> Work to complete
Extract the lines that hold the string "ylabel".

Figure content listings
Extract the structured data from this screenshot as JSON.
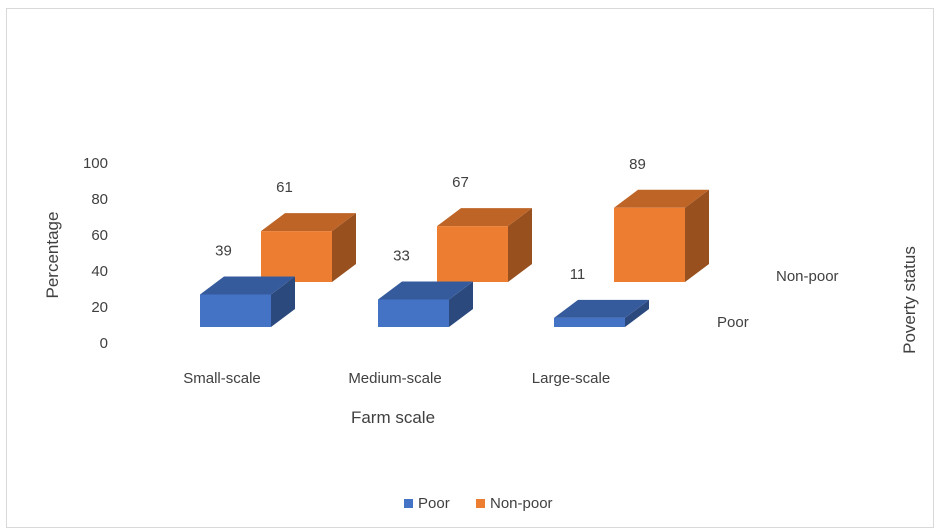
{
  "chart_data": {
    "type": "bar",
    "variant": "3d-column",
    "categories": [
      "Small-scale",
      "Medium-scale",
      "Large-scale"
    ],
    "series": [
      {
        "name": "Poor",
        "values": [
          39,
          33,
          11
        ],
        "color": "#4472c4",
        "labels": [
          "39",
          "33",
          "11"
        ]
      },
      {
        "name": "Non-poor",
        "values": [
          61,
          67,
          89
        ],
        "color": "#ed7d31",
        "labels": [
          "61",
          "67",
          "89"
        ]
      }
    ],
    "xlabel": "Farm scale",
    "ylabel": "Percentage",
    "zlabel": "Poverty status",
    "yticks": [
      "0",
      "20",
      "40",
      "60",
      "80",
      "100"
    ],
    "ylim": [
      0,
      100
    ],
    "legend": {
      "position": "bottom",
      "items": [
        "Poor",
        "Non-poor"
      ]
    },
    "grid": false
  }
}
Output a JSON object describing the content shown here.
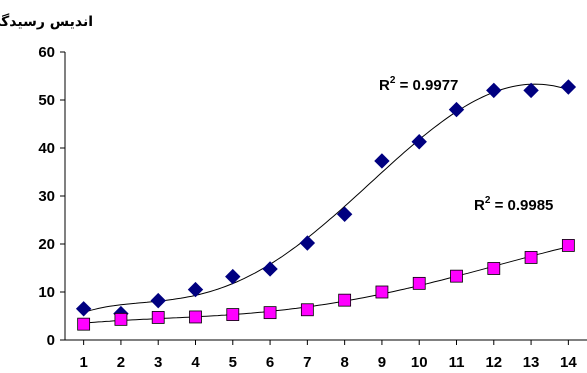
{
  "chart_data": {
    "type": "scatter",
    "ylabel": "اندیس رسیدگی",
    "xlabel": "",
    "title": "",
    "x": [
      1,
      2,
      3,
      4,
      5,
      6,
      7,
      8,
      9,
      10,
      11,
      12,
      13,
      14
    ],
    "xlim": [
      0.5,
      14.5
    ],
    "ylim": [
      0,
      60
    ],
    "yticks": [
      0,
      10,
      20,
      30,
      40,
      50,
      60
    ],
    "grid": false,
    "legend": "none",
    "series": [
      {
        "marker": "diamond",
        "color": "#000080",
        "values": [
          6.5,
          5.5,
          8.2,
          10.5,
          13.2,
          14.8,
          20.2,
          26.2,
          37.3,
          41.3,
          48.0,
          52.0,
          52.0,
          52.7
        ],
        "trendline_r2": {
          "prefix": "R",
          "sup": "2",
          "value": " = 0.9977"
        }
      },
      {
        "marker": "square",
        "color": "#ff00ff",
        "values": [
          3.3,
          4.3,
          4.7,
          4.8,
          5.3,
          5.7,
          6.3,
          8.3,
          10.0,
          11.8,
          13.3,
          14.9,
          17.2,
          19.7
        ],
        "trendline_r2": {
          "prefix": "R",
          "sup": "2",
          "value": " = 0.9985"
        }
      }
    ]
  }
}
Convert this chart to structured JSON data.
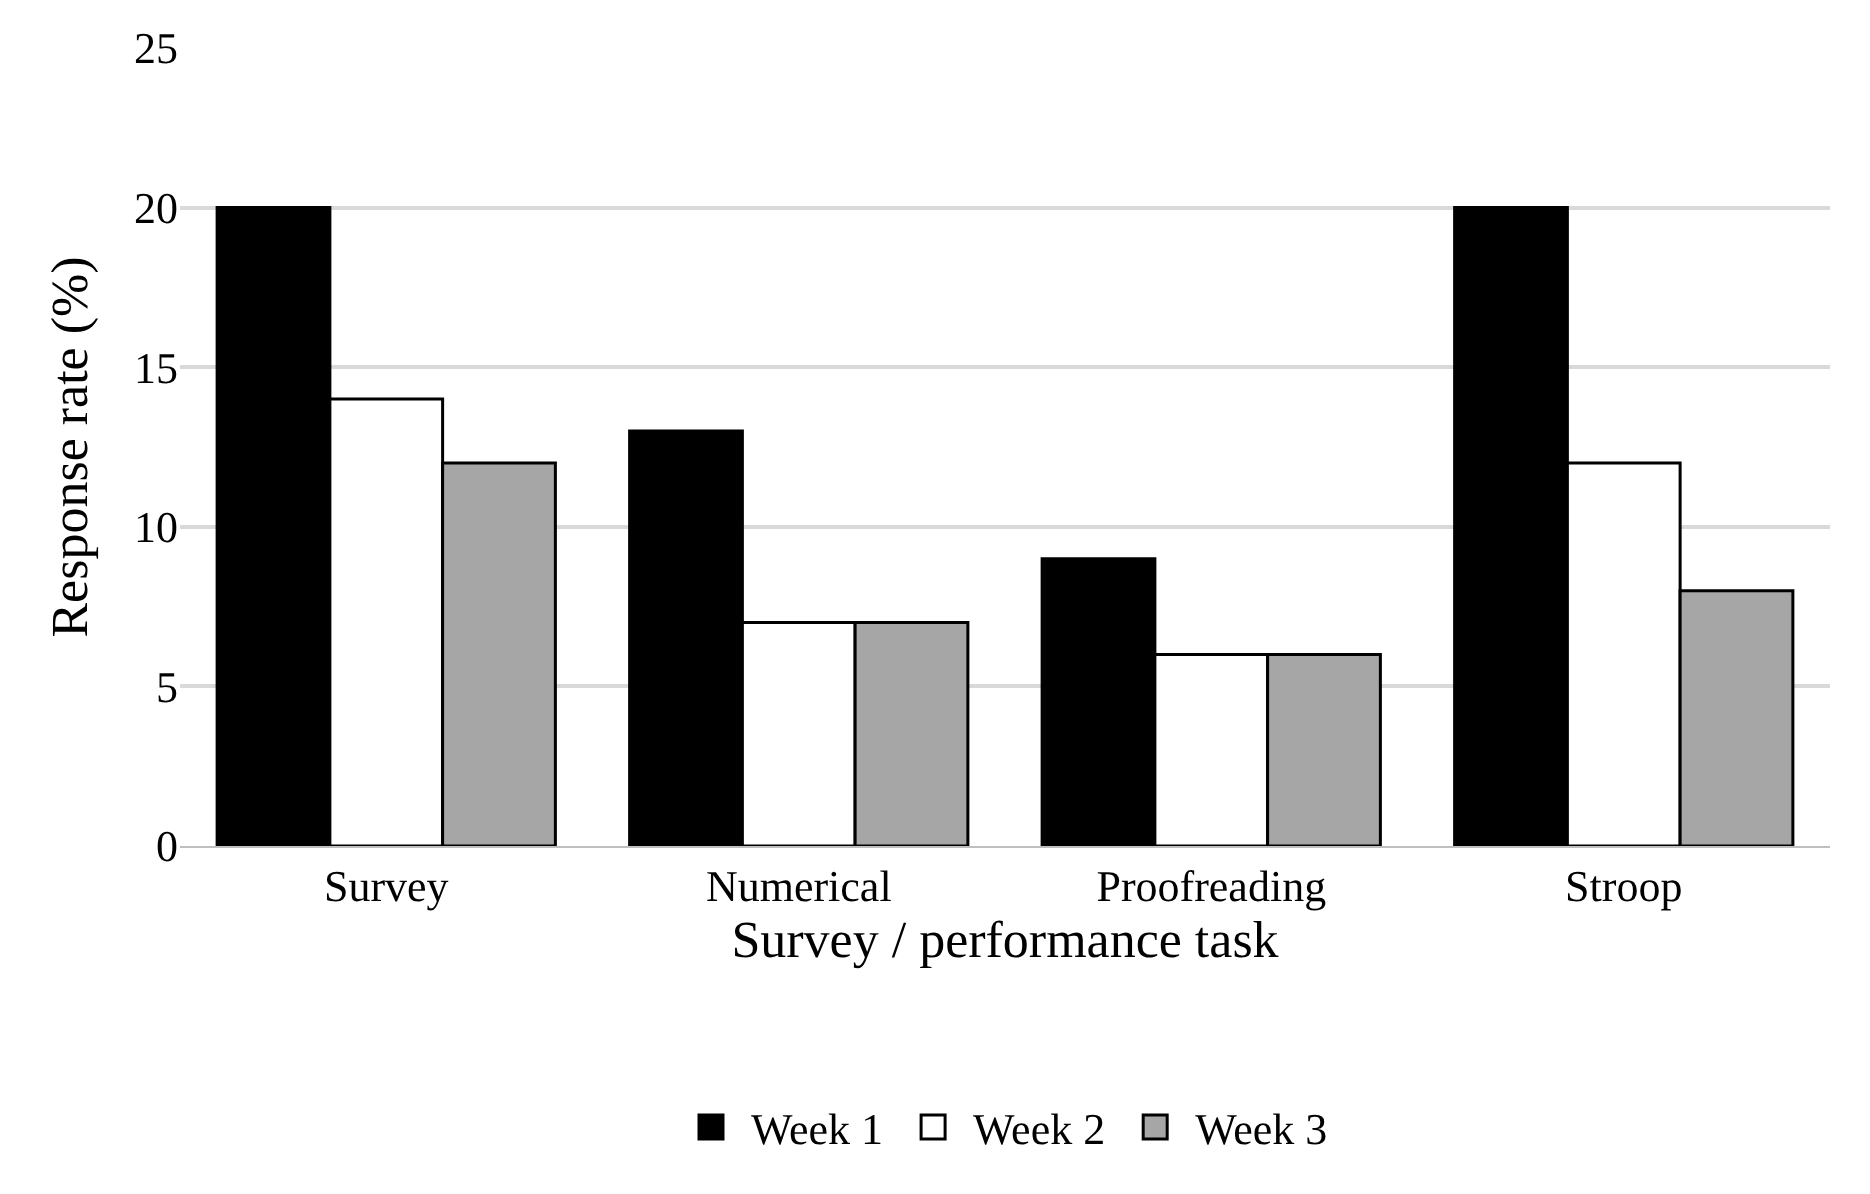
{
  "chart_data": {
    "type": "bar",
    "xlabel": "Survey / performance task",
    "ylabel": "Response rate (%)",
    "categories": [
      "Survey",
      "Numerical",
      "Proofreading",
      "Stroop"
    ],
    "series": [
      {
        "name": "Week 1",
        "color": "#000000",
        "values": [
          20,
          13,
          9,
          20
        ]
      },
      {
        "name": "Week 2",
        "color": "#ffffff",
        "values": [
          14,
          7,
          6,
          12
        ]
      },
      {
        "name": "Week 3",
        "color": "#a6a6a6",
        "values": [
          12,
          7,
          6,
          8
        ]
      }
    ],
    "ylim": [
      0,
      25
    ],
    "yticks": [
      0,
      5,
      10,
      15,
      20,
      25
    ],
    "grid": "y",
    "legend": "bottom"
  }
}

> Exercise result
    "ylabel": "Percentage",
    "ylabel": "اندیس رسیدگی",
    "ylabel": "Response rate (%)",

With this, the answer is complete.